● **TASK STATEMENT**
For the records that follow, say how many lines have the word "사용되는" in them. Write the number and nothing more.

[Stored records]
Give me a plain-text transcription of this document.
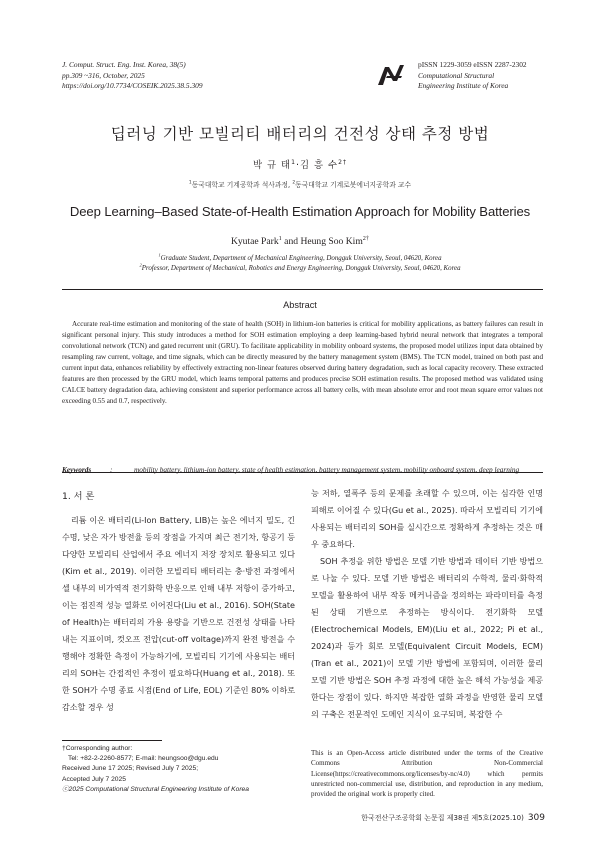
J. Comput. Struct. Eng. Inst. Korea, 38(5)
pp.309 ~316, October, 2025
https://doi.org/10.7734/COSEIK.2025.38.5.309
pISSN 1229-3059 eISSN 2287-2302
Computational Structural
Engineering Institute of Korea
딥러닝 기반 모빌리티 배터리의 건전성 상태 추정 방법
박 규 태$^1$·김 흥 수$^{2\dagger}$
$^1$동국대학교 기계공학과 석사과정, $^2$동국대학교 기계로봇에너지공학과 교수
Deep Learning–Based State-of-Health Estimation Approach for Mobility Batteries
Kyutae Park$^1$ and Heung Soo Kim$^{2\dagger}$
$^1$Graduate Student, Department of Mechanical Engineering, Dongguk University, Seoul, 04620, Korea
$^2$Professor, Department of Mechanical, Robotics and Energy Engineering, Dongguk University, Seoul, 04620, Korea
Abstract
Accurate real-time estimation and monitoring of the state of health (SOH) in lithium-ion batteries is critical for mobility applications, as battery failures can result in significant personal injury. This study introduces a method for SOH estimation employing a deep learning-based hybrid neural network that integrates a temporal convolutional network (TCN) and gated recurrent unit (GRU). To facilitate applicability in mobility onboard systems, the proposed model utilizes input data obtained by resampling raw current, voltage, and time signals, which can be directly measured by the battery management system (BMS). The TCN model, trained on both past and current input data, enhances reliability by effectively extracting non-linear features observed during battery degradation, such as local capacity recovery. These extracted features are then processed by the GRU model, which learns temporal patterns and produces precise SOH estimation results. The proposed method was validated using CALCE battery degradation data, achieving consistent and superior performance across all battery cells, with mean absolute error and root mean square error values not exceeding 0.55 and 0.7, respectively.
Keywords	:	mobility battery, lithium-ion battery, state of health estimation, battery management system, mobility onboard system, deep learning
1. 서 론

리튬 이온 배터리(Li-Ion Battery, LIB)는 높은 에너지 밀도, 긴 수명, 낮은 자가 방전율 등의 장점을 가지며 최근 전기차, 항공기 등 다양한 모빌리티 산업에서 주요 에너지 저장 장치로 활용되고 있다(Kim et al., 2019). 이러한 모빌리티 배터리는 충·방전 과정에서 셀 내부의 비가역적 전기화학 반응으로 인해 내부 저항이 증가하고, 이는 점진적 성능 열화로 이어진다(Liu et al., 2016). SOH(State of Health)는 배터리의 가용 용량을 기반으로 건전성 상태를 나타내는 지표이며, 컷오프 전압(cut-off voltage)까지 완전 방전을 수행해야 정확한 측정이 가능하기에, 모빌리티 기기에 사용되는 배터리의 SOH는 간접적인 추정이 필요하다(Huang et al., 2018). 또한 SOH가 수명 종료 시점(End of Life, EOL) 기준인 80% 이하로 감소할 경우 성

능 저하, 열폭주 등의 문제를 초래할 수 있으며, 이는 심각한 인명 피해로 이어질 수 있다(Gu et al., 2025). 따라서 모빌리티 기기에 사용되는 배터리의 SOH를 실시간으로 정확하게 추정하는 것은 매우 중요하다.

SOH 추정을 위한 방법은 모델 기반 방법과 데이터 기반 방법으로 나눌 수 있다. 모델 기반 방법은 배터리의 수학적, 물리·화학적 모델을 활용하여 내부 작동 메커니즘을 정의하는 파라미터를 측정된 상태 기반으로 추정하는 방식이다. 전기화학 모델(Electrochemical Models, EM)(Liu et al., 2022; Pi et al., 2024)과 등가 회로 모델(Equivalent Circuit Models, ECM)(Tran et al., 2021)이 모델 기반 방법에 포함되며, 이러한 물리 모델 기반 방법은 SOH 추정 과정에 대한 높은 해석 가능성을 제공한다는 장점이 있다. 하지만 복잡한 열화 과정을 반영한 물리 모델의 구축은 전문적인 도메인 지식이 요구되며, 복잡한 수

†Corresponding author:
Tel: +82-2-2260-8577; E-mail: heungsoo@dgu.edu
Received June 17 2025; Revised July 7 2025;
Accepted July 7 2025
ⓒ2025 Computational Structural Engineering Institute of Korea
This is an Open-Access article distributed under the terms of the Creative Commons Attribution Non-Commercial License(https://creativecommons.org/licenses/by-nc/4.0) which permits unrestricted non-commercial use, distribution, and reproduction in any medium, provided the original work is properly cited.
한국전산구조공학회 논문집 제38권 제5호(2025.10) 309
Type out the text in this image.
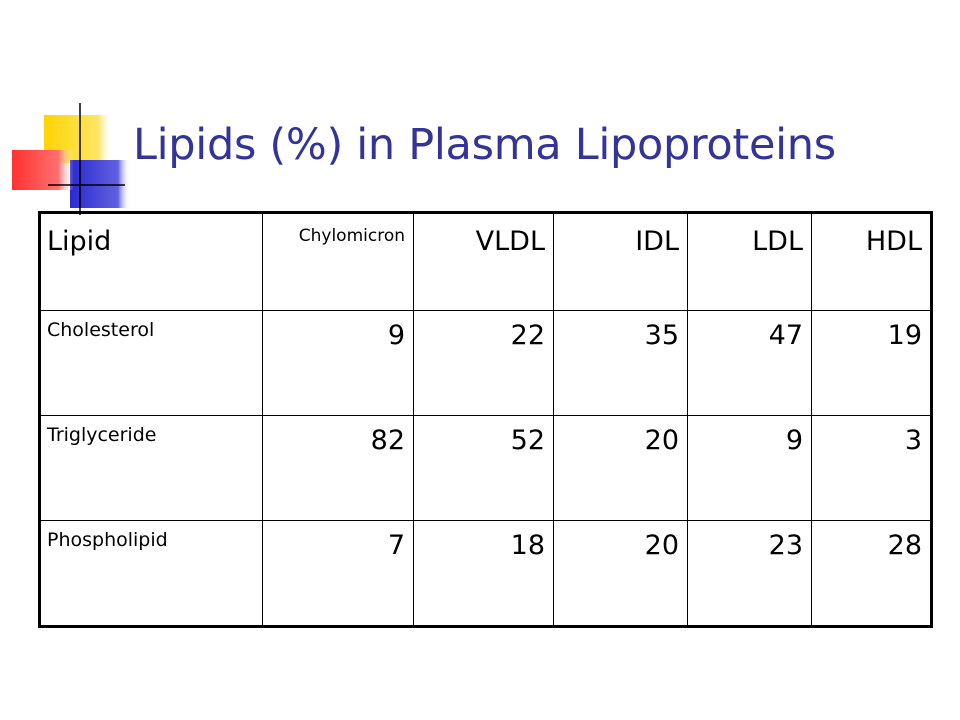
Lipids (%) in Plasma Lipoproteins
Lipid	Chylomicron	VLDL	IDL	LDL	HDL
Cholesterol	9	22	35	47	19
Triglyceride	82	52	20	9	3
Phospholipid	7	18	20	23	28
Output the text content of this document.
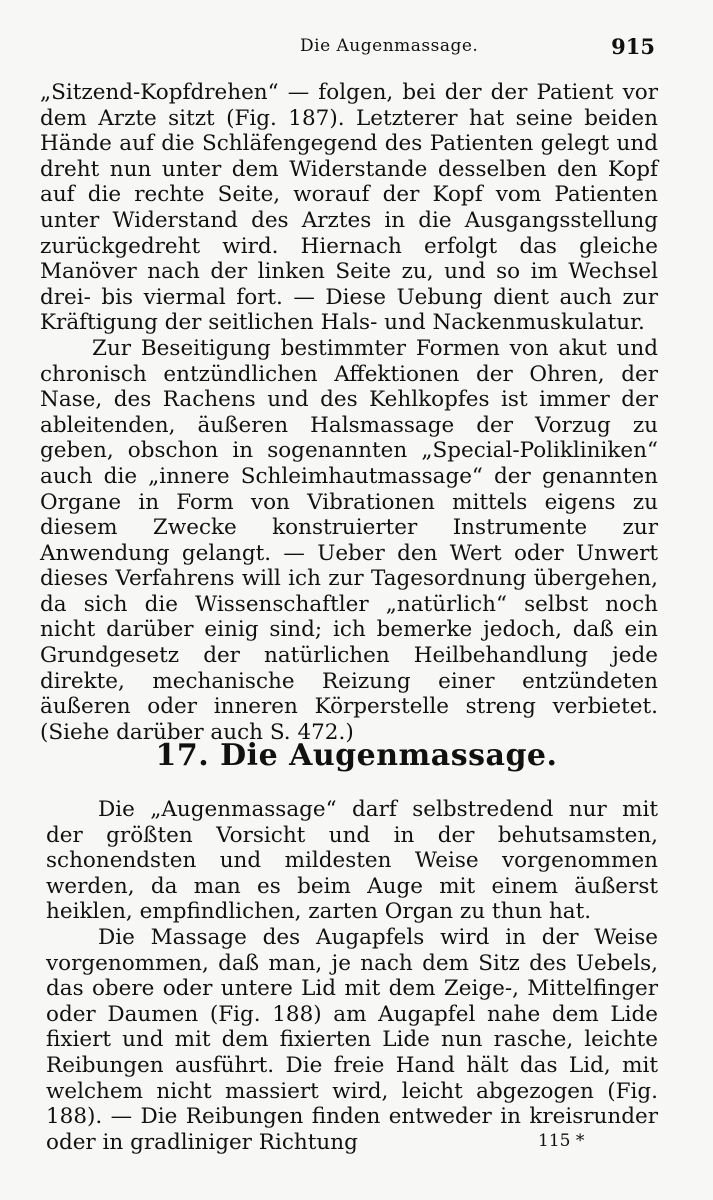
Die Augenmassage.	915

„Sitzend-Kopfdrehen“ — folgen, bei der der Patient vor dem Arzte sitzt (Fig. 187). Letzterer hat seine beiden Hände auf die Schläfengegend des Patienten gelegt und dreht nun unter dem Widerstande desselben den Kopf auf die rechte Seite, worauf der Kopf vom Patienten unter Widerstand des Arztes in die Ausgangsstellung zurückgedreht wird. Hiernach erfolgt das gleiche Manöver nach der linken Seite zu, und so im Wechsel drei- bis viermal fort. — Diese Uebung dient auch zur Kräftigung der seitlichen Hals- und Nackenmuskulatur.

Zur Beseitigung bestimmter Formen von akut und chronisch entzündlichen Affektionen der Ohren, der Nase, des Rachens und des Kehlkopfes ist immer der ableitenden, äußeren Halsmassage der Vorzug zu geben, obschon in sogenannten „Special-Polikliniken“ auch die „innere Schleimhautmassage“ der genannten Organe in Form von Vibrationen mittels eigens zu diesem Zwecke konstruierter Instrumente zur Anwendung gelangt. — Ueber den Wert oder Unwert dieses Verfahrens will ich zur Tagesordnung übergehen, da sich die Wissenschaftler „natürlich“ selbst noch nicht darüber einig sind; ich bemerke jedoch, daß ein Grundgesetz der natürlichen Heilbehandlung jede direkte, mechanische Reizung einer entzündeten äußeren oder inneren Körperstelle streng verbietet. (Siehe darüber auch S. 472.)

17. Die Augenmassage.

Die „Augenmassage“ darf selbstredend nur mit der größten Vorsicht und in der behutsamsten, schonendsten und mildesten Weise vorgenommen werden, da man es beim Auge mit einem äußerst heiklen, empfindlichen, zarten Organ zu thun hat.

Die Massage des Augapfels wird in der Weise vorgenommen, daß man, je nach dem Sitz des Uebels, das obere oder untere Lid mit dem Zeige-, Mittelfinger oder Daumen (Fig. 188) am Augapfel nahe dem Lide fixiert und mit dem fixierten Lide nun rasche, leichte Reibungen ausführt. Die freie Hand hält das Lid, mit welchem nicht massiert wird, leicht abgezogen (Fig. 188). — Die Reibungen finden entweder in kreisrunder oder in gradliniger Richtung	115 *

● **REPLY TO THE TASK**
2